**Set problem**
All entries are to be given again verbatim.

**Available data**
==*==

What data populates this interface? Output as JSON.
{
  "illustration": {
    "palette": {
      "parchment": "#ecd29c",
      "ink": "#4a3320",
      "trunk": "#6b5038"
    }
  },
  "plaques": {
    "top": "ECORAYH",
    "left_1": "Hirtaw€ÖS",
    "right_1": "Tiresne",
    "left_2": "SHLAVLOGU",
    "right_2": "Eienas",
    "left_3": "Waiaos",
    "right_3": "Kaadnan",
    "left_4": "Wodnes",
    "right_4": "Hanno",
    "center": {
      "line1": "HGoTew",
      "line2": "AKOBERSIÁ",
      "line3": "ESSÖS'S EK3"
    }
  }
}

==*==

**Task output**
What data populates this interface? Output as JSON.
{
  "illustration": {
    "palette": {
      "parchment": "#ecd29c",
      "ink": "#4a3320",
      "trunk": "#6b5038"
    }
  },
  "plaques": {
    "top": "ECORAYH",
    "left_1": "Hirtaw€ÖS",
    "right_1": "Tiresne",
    "left_2": "SHLAVLOGU",
    "right_2": "Eienas",
    "left_3": "Waiaos",
    "right_3": "Kaadnan",
    "left_4": "Wodnes",
    "right_4": "Hanno",
    "center": {
      "line1": "HGoTew",
      "line2": "AKOBERSIÁ",
      "line3": "ESSÖS'S EK3"
    }
  }
}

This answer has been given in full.